What you have to do - Using the records provided below, locate and copy each line that contains the word "everything".

Record extracts -
---

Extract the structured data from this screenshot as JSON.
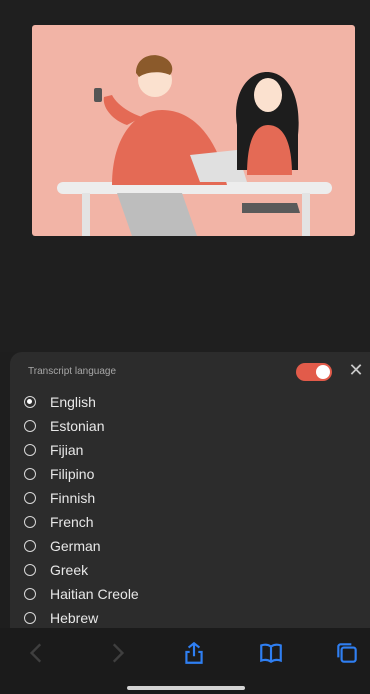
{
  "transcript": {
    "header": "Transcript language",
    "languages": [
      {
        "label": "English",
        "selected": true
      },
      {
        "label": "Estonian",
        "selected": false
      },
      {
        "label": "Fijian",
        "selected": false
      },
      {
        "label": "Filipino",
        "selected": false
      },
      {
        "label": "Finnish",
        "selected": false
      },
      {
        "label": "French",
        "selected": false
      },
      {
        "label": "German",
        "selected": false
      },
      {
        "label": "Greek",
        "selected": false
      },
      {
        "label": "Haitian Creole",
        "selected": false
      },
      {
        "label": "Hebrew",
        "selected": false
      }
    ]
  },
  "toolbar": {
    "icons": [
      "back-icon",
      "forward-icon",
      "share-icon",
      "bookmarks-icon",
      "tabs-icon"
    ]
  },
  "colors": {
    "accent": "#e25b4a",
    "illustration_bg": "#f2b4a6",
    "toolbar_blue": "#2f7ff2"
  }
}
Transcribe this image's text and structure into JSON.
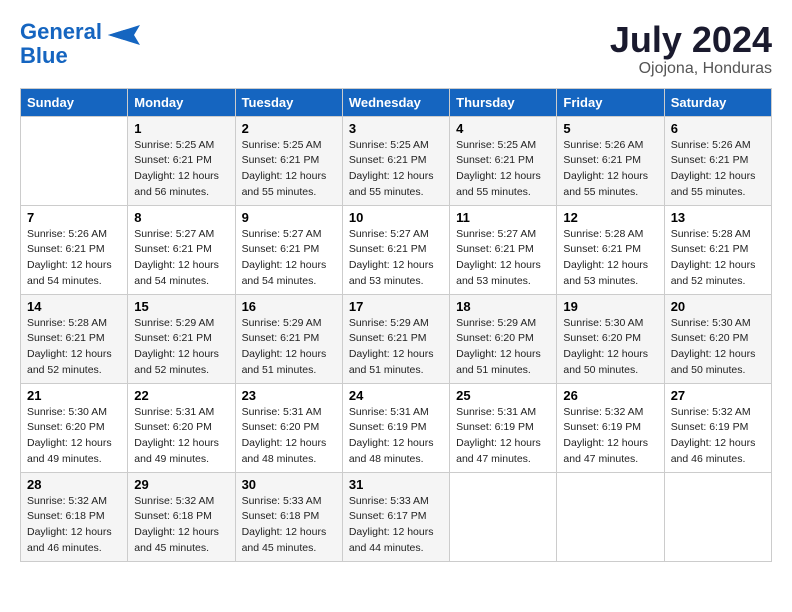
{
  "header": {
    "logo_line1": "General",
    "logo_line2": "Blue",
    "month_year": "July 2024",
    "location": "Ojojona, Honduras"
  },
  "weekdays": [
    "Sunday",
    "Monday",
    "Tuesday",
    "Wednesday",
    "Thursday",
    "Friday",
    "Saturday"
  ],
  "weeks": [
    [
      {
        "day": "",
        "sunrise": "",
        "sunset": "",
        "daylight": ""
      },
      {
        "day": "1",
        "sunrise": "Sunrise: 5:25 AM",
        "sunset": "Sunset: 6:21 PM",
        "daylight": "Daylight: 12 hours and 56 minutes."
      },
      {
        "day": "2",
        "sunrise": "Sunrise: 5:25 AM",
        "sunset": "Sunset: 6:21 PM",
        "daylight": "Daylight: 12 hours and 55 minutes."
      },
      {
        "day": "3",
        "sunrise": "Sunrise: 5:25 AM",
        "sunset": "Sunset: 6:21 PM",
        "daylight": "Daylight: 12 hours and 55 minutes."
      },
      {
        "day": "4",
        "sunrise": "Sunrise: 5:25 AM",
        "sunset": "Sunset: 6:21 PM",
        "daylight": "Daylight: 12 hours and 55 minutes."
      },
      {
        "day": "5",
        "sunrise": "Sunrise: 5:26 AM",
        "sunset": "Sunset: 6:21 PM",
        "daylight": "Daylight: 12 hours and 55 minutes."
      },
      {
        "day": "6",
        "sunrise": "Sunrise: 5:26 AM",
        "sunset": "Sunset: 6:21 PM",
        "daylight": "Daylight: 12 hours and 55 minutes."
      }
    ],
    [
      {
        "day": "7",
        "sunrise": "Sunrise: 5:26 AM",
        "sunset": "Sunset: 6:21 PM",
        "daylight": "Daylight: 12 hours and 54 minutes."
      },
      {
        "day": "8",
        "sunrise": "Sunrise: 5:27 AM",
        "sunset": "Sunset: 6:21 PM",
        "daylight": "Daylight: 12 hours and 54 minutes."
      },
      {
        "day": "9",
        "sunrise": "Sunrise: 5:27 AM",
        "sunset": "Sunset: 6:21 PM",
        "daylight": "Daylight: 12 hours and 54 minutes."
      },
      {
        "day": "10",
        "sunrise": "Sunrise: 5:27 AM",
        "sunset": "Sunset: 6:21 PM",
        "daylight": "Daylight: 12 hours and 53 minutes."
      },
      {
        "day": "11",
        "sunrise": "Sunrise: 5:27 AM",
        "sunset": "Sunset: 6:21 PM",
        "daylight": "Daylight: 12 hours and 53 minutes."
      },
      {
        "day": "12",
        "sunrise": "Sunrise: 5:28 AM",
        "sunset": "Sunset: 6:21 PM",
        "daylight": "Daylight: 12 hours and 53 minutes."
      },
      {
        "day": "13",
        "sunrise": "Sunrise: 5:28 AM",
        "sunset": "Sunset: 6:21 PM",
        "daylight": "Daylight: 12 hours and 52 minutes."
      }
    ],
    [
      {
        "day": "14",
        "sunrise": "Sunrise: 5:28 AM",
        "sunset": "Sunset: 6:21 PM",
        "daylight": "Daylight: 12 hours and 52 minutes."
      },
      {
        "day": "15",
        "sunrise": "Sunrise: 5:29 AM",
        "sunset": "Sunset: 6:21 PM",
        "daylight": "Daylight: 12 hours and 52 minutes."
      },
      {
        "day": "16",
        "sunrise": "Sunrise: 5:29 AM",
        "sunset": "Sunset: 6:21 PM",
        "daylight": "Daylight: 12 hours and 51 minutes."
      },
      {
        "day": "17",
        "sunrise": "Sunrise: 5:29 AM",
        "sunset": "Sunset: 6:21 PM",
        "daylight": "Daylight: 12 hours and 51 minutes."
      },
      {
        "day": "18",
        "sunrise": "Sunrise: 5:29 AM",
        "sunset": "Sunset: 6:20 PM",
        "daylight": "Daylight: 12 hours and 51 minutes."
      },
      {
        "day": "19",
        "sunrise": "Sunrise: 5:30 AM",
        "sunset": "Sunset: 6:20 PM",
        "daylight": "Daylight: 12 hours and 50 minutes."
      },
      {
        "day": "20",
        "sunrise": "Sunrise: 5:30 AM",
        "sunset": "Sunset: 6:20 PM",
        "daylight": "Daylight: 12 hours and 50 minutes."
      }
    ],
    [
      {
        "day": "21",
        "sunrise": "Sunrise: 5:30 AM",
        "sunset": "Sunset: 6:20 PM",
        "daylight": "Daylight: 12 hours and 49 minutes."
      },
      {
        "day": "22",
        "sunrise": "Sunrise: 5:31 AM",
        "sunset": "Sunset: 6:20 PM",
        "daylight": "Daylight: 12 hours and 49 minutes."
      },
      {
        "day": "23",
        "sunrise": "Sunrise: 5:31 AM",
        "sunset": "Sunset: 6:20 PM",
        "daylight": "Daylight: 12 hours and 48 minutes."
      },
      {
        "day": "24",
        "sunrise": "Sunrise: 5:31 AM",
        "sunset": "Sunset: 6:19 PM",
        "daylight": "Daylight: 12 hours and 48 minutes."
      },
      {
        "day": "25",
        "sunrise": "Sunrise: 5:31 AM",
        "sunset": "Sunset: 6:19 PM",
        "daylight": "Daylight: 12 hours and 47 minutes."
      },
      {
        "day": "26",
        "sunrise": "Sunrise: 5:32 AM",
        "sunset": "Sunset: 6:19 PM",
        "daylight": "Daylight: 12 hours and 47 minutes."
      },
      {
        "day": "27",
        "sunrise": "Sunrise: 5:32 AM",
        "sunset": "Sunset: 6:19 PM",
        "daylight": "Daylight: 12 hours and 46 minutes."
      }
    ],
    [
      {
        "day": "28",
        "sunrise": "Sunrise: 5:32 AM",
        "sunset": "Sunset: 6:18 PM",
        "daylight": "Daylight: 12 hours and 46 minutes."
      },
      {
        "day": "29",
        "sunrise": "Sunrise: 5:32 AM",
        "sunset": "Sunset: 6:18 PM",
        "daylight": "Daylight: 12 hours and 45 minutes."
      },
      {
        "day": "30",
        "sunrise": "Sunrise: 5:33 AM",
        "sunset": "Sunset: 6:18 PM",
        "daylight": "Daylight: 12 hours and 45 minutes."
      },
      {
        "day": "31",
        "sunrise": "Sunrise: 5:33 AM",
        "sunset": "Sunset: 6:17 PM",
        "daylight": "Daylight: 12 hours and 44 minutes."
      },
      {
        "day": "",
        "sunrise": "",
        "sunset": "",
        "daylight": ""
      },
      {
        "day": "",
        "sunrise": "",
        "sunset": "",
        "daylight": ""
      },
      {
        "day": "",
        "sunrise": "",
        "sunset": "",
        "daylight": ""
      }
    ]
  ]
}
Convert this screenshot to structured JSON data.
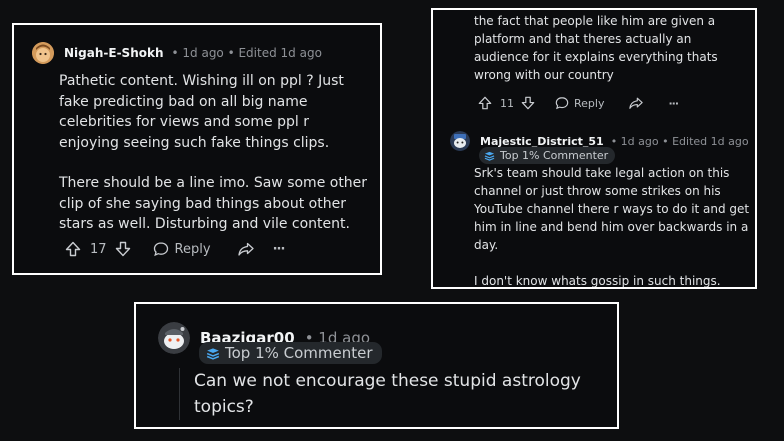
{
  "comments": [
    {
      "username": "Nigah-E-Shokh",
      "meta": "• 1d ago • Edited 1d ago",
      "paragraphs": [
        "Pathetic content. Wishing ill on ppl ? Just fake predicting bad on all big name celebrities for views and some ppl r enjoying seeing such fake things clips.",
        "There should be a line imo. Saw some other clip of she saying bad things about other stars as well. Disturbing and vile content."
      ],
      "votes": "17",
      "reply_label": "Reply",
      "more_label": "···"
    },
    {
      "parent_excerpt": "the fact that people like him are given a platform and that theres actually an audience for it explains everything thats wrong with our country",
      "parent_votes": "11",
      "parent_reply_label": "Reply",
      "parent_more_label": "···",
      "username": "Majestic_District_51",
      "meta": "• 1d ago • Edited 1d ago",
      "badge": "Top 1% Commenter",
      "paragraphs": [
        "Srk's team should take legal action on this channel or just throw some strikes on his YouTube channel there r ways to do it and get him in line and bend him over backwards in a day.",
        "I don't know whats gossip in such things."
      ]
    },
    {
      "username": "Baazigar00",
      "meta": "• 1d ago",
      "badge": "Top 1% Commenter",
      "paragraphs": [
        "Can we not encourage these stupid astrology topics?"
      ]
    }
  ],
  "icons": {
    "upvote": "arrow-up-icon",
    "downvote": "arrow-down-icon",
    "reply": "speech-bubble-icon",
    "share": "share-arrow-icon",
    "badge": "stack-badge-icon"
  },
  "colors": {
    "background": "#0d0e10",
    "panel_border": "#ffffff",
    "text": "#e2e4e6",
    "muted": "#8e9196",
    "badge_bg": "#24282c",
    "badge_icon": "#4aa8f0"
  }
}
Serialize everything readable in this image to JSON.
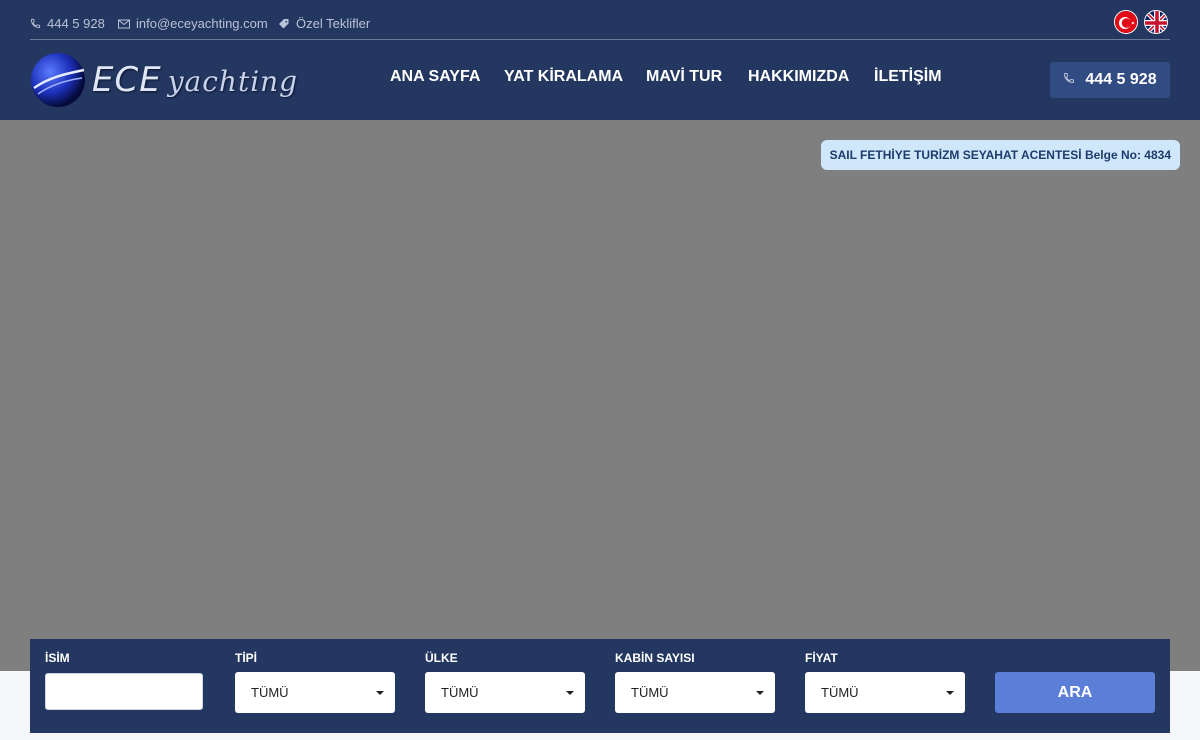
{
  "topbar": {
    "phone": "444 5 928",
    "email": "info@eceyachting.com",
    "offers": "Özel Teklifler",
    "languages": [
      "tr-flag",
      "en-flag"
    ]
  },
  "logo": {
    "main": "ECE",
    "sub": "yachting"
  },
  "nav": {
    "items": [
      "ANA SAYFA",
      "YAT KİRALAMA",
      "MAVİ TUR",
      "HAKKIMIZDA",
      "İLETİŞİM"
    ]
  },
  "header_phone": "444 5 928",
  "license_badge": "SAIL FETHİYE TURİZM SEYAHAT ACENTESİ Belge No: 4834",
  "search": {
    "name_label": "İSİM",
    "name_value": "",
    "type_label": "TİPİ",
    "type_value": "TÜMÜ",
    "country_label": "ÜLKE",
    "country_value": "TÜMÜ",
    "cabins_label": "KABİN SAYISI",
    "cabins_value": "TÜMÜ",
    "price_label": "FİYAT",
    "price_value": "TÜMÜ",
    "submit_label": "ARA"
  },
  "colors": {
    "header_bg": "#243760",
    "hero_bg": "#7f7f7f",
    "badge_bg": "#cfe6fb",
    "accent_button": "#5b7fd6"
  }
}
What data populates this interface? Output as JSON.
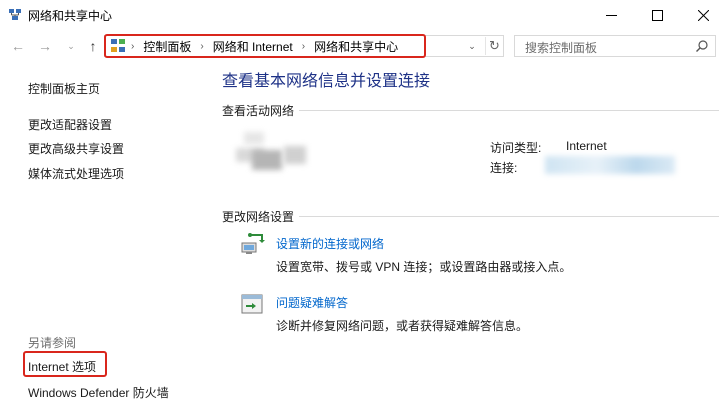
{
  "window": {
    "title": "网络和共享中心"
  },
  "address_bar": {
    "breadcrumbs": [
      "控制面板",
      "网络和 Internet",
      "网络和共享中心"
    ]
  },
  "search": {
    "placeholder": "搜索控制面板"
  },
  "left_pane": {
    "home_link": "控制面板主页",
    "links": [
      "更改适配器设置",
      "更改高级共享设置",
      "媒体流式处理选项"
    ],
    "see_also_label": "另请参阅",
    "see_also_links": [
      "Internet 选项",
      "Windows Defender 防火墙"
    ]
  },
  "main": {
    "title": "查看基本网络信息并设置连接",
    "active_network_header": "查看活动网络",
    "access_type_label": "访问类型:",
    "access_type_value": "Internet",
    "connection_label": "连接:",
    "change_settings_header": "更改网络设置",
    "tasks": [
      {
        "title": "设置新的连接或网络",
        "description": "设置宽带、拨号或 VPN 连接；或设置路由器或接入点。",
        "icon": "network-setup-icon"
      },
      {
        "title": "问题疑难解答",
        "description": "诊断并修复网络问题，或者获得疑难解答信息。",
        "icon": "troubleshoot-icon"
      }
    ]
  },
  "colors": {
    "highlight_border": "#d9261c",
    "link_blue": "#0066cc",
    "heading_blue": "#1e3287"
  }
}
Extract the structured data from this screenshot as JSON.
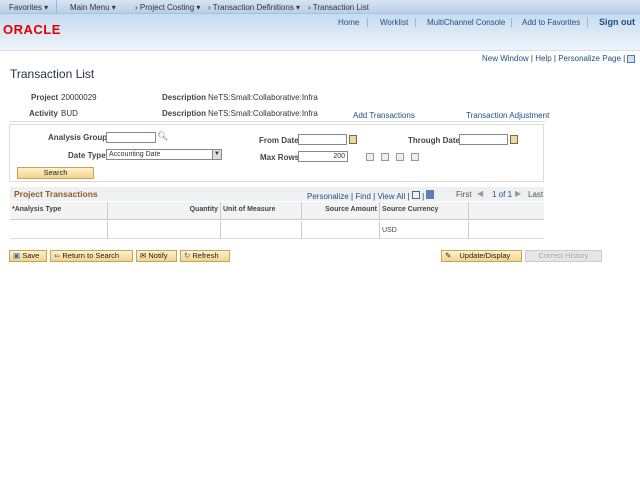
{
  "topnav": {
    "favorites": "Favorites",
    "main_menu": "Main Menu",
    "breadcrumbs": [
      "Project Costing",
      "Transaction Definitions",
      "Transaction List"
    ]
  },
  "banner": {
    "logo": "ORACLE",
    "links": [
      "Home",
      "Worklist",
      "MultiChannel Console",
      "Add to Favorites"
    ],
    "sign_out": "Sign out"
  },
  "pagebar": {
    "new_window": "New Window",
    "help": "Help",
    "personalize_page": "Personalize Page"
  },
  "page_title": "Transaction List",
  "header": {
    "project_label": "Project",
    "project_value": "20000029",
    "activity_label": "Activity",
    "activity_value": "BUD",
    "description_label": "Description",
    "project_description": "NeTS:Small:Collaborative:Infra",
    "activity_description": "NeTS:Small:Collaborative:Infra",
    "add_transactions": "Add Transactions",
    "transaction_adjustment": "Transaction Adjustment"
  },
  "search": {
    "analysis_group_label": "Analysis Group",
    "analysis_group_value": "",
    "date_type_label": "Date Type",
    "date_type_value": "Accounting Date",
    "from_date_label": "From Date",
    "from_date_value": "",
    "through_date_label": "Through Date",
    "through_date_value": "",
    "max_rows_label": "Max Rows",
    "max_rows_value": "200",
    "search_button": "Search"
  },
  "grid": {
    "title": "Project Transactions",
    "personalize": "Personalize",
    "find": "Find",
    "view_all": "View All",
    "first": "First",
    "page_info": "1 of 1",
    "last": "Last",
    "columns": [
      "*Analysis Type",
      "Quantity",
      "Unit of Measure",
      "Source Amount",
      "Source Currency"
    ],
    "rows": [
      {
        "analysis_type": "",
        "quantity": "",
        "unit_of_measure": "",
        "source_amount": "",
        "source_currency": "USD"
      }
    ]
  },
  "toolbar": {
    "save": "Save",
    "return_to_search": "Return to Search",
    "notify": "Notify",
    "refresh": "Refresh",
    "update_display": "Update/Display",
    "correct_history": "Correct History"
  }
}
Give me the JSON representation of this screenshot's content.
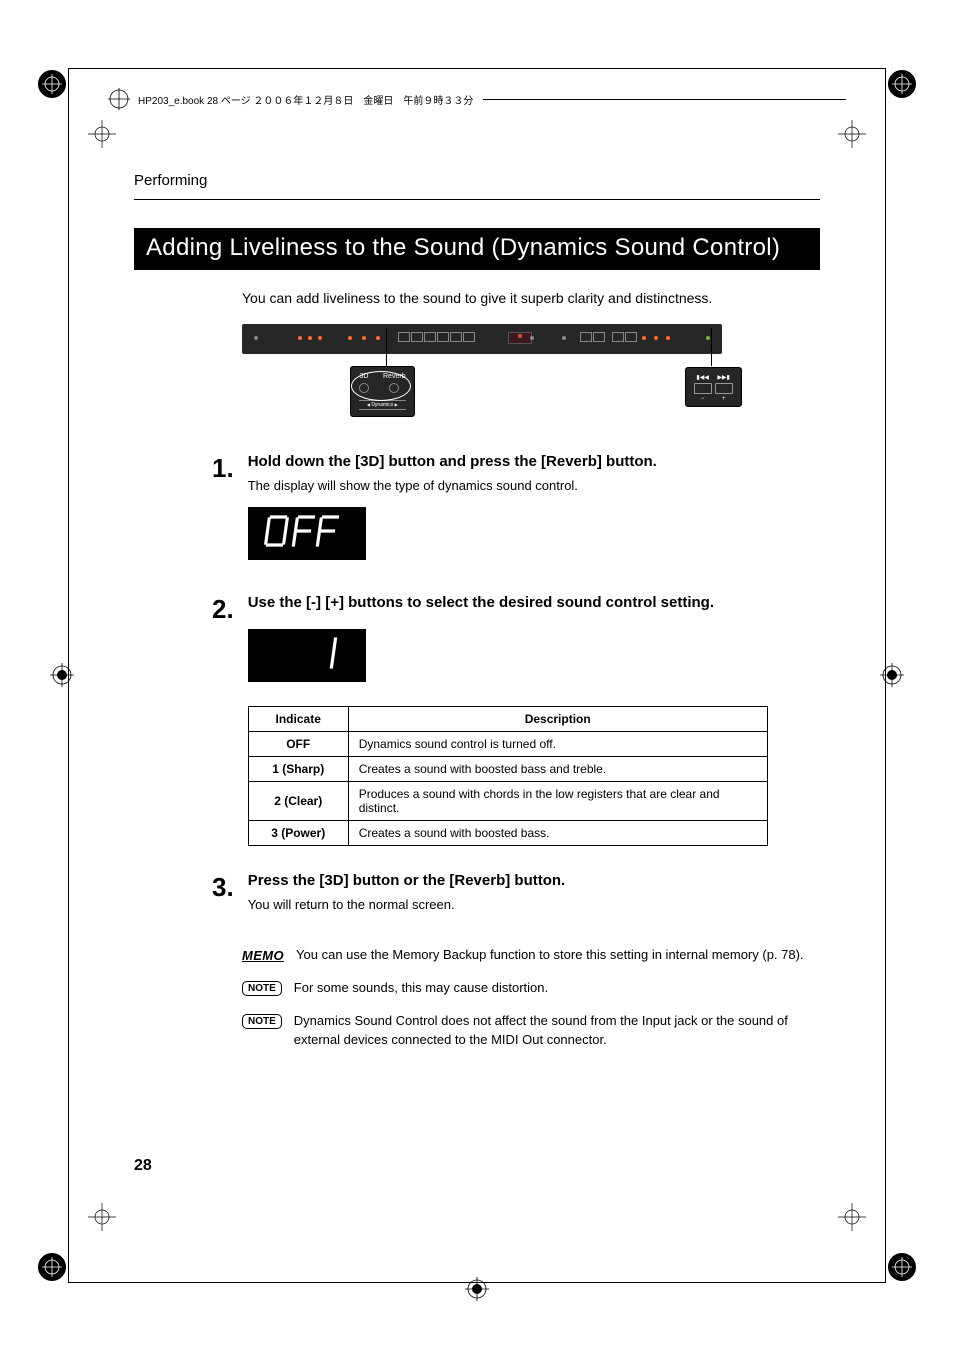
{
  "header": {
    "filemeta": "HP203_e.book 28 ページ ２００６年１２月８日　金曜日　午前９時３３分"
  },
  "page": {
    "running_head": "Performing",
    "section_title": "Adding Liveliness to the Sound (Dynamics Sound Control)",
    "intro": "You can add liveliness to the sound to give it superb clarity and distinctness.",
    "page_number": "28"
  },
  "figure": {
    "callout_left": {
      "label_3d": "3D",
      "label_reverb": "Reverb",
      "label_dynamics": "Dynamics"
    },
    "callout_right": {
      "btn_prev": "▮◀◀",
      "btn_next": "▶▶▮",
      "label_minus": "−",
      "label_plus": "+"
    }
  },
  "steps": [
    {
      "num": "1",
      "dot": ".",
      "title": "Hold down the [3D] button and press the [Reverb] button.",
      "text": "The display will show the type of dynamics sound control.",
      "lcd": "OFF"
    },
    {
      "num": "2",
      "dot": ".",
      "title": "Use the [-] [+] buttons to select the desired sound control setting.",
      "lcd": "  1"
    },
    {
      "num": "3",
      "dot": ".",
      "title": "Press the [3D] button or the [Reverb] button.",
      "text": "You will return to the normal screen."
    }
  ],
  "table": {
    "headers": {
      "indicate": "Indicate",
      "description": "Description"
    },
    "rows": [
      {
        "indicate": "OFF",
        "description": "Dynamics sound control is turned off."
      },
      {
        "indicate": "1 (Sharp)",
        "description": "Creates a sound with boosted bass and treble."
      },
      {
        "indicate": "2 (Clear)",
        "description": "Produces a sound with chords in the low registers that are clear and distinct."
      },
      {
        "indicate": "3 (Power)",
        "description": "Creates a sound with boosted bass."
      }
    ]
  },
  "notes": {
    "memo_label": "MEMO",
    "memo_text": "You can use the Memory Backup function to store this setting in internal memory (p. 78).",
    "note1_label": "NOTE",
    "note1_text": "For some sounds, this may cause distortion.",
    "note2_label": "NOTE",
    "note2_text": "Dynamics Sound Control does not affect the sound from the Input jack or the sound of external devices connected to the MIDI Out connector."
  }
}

---

Task response -
      "parent_excerpt": "the fact that people like him are given a platform and that theres actually an audience for it explains everything thats wrong with our country",
Serialize everything readable in this image to JSON.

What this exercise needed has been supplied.